Saved entries
— START —
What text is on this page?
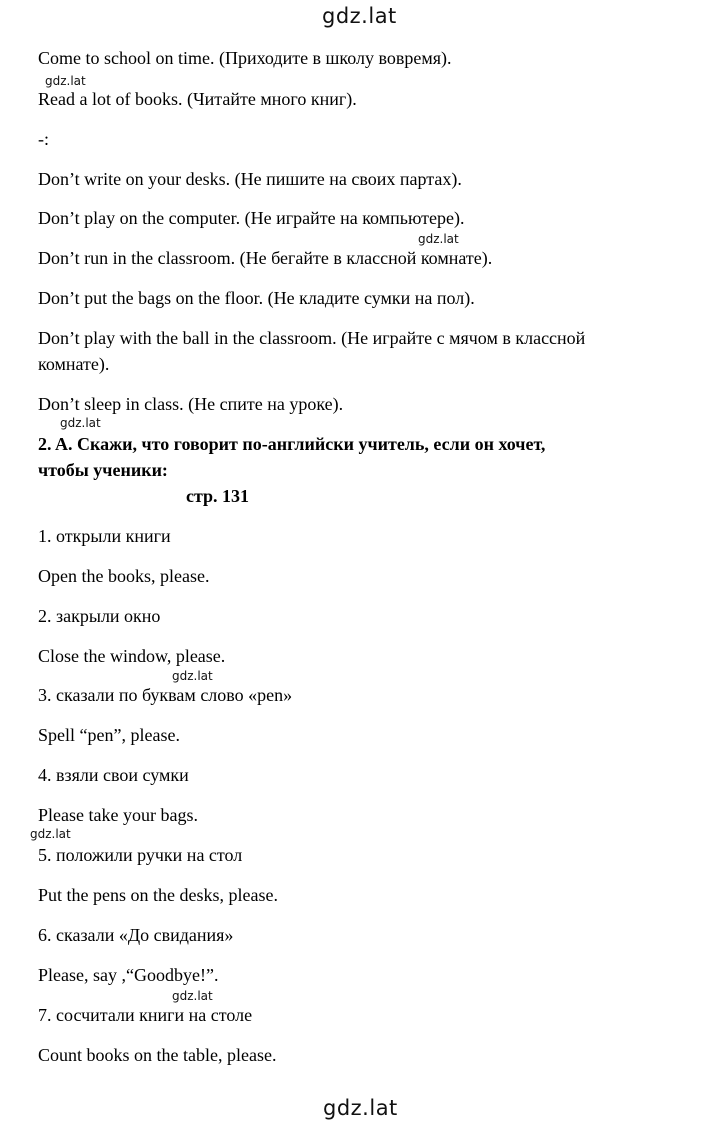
gdz.lat
Come to school on time. (Приходите в школу вовремя).
gdz.lat
Read a lot of books. (Читайте много книг).
-:
Don’t write on your desks. (Не пишите на своих партах).
Don’t play on the computer. (Не играйте на компьютере).
gdz.lat
Don’t run in the classroom. (Не бегайте в классной комнате).
Don’t put the bags on the floor. (Не кладите сумки на пол).
Don’t play with the ball in the classroom. (Не играйте с мячом в классной
комнате).
Don’t sleep in class. (Не спите на уроке).
gdz.lat
2. A. Скажи, что говорит по-английски учитель, если он хочет,
чтобы ученики:
стр. 131
1. открыли книги
Open the books, please.
2. закрыли окно
Close the window, please.
gdz.lat
3. сказали по буквам слово «pen»
Spell “pen”, please.
4. взяли свои сумки
Please take your bags.
gdz.lat
5. положили ручки на стол
Put the pens on the desks, please.
6. сказали «До свидания»
Please, say ,“Goodbye!”.
gdz.lat
7. сосчитали книги на столе
Count books on the table, please.
gdz.lat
— END —
**Stated goal**.
From the data above, write out everything exactly except the pictures.

**Solution**.
What text is on this page?
gdz.lat
Come to school on time. (Приходите в школу вовремя).
gdz.lat
Read a lot of books. (Читайте много книг).
-:
Don’t write on your desks. (Не пишите на своих партах).
Don’t play on the computer. (Не играйте на компьютере).
gdz.lat
Don’t run in the classroom. (Не бегайте в классной комнате).
Don’t put the bags on the floor. (Не кладите сумки на пол).
Don’t play with the ball in the classroom. (Не играйте с мячом в классной
комнате).
Don’t sleep in class. (Не спите на уроке).
gdz.lat
2. A. Скажи, что говорит по-английски учитель, если он хочет,
чтобы ученики:
стр. 131
1. открыли книги
Open the books, please.
2. закрыли окно
Close the window, please.
gdz.lat
3. сказали по буквам слово «pen»
Spell “pen”, please.
4. взяли свои сумки
Please take your bags.
gdz.lat
5. положили ручки на стол
Put the pens on the desks, please.
6. сказали «До свидания»
Please, say ,“Goodbye!”.
gdz.lat
7. сосчитали книги на столе
Count books on the table, please.
gdz.lat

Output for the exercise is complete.